_AVAILABLE RECORDS:_
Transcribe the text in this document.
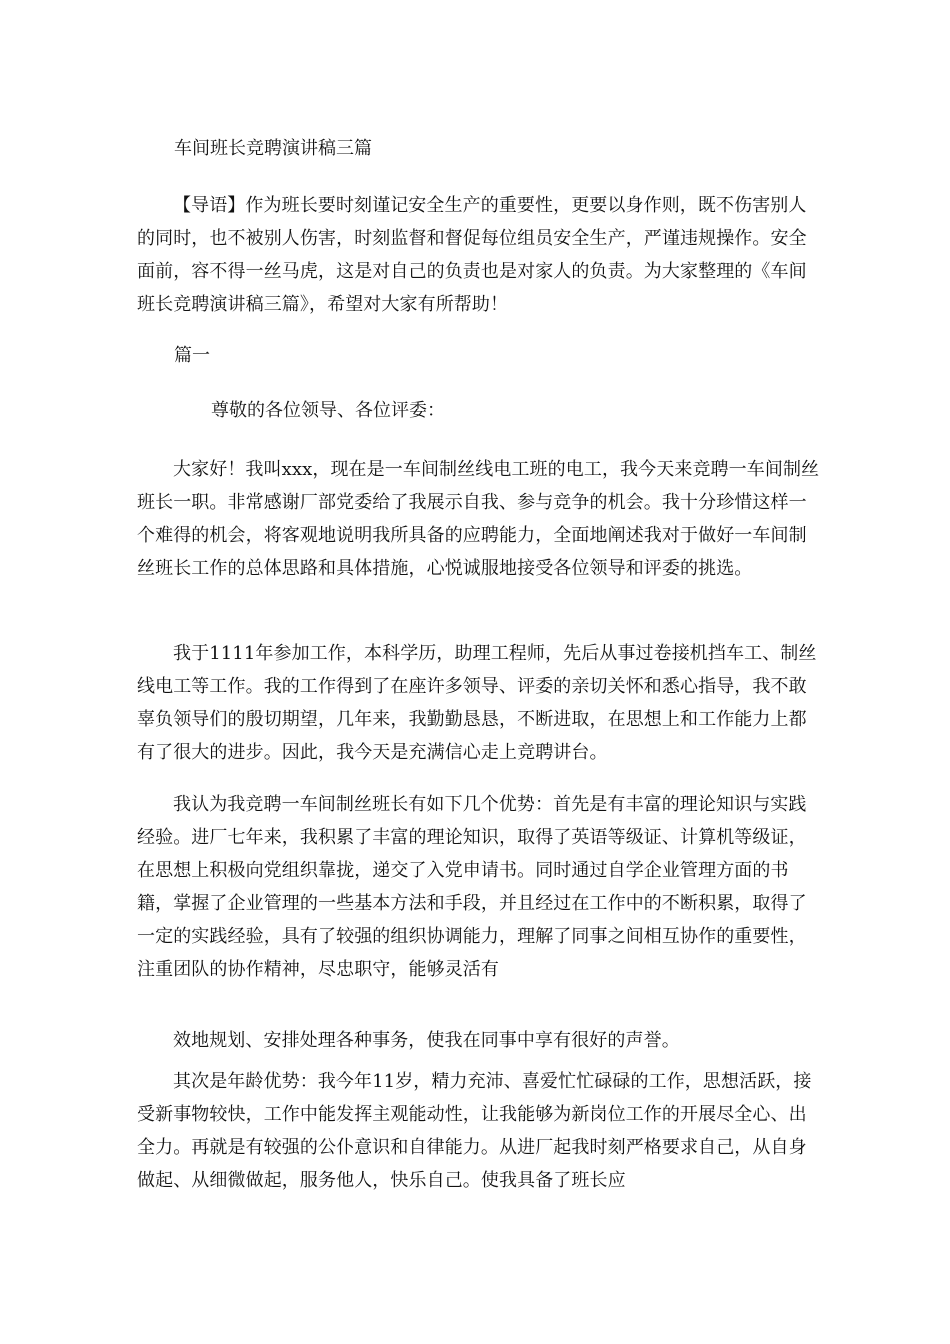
车间班长竞聘演讲稿三篇

【导语】作为班长要时刻谨记安全生产的重要性，更要以身作则，既不伤害别人的同时，也不被别人伤害，时刻监督和督促每位组员安全生产，严谨违规操作。安全面前，容不得一丝马虎，这是对自己的负责也是对家人的负责。为大家整理的《车间班长竞聘演讲稿三篇》，希望对大家有所帮助！

篇一
尊敬的各位领导、各位评委：

大家好！我叫xxx，现在是一车间制丝线电工班的电工，我今天来竞聘一车间制丝班长一职。非常感谢厂部党委给了我展示自我、参与竞争的机会。我十分珍惜这样一个难得的机会，将客观地说明我所具备的应聘能力，全面地阐述我对于做好一车间制丝班长工作的总体思路和具体措施，心悦诚服地接受各位领导和评委的挑选。

我于1111年参加工作，本科学历，助理工程师，先后从事过卷接机挡车工、制丝线电工等工作。我的工作得到了在座许多领导、评委的亲切关怀和悉心指导，我不敢辜负领导们的殷切期望，几年来，我勤勤恳恳，不断进取，在思想上和工作能力上都有了很大的进步。因此，我今天是充满信心走上竞聘讲台。

我认为我竞聘一车间制丝班长有如下几个优势：首先是有丰富的理论知识与实践经验。进厂七年来，我积累了丰富的理论知识，取得了英语等级证、计算机等级证，在思想上积极向党组织靠拢，递交了入党申请书。同时通过自学企业管理方面的书籍，掌握了企业管理的一些基本方法和手段，并且经过在工作中的不断积累，取得了一定的实践经验，具有了较强的组织协调能力，理解了同事之间相互协作的重要性，注重团队的协作精神，尽忠职守，能够灵活有

效地规划、安排处理各种事务，使我在同事中享有很好的声誉。

其次是年龄优势：我今年11岁，精力充沛、喜爱忙忙碌碌的工作，思想活跃，接受新事物较快，工作中能发挥主观能动性，让我能够为新岗位工作的开展尽全心、出全力。再就是有较强的公仆意识和自律能力。从进厂起我时刻严格要求自己，从自身做起、从细微做起，服务他人，快乐自己。使我具备了班长应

_TASK BRIEF:_
Filter the records above and return every line that holds the word "车间班长竞聘演讲稿三篇".

_ANSWER TO THIS PROBLEM:_
车间班长竞聘演讲稿三篇
【导语】作为班长要时刻谨记安全生产的重要性，更要以身作则，既不伤害别人的同时，也不被别人伤害，时刻监督和督促每位组员安全生产，严谨违规操作。安全面前，容不得一丝马虎，这是对自己的负责也是对家人的负责。为大家整理的《车间班长竞聘演讲稿三篇》，希望对大家有所帮助！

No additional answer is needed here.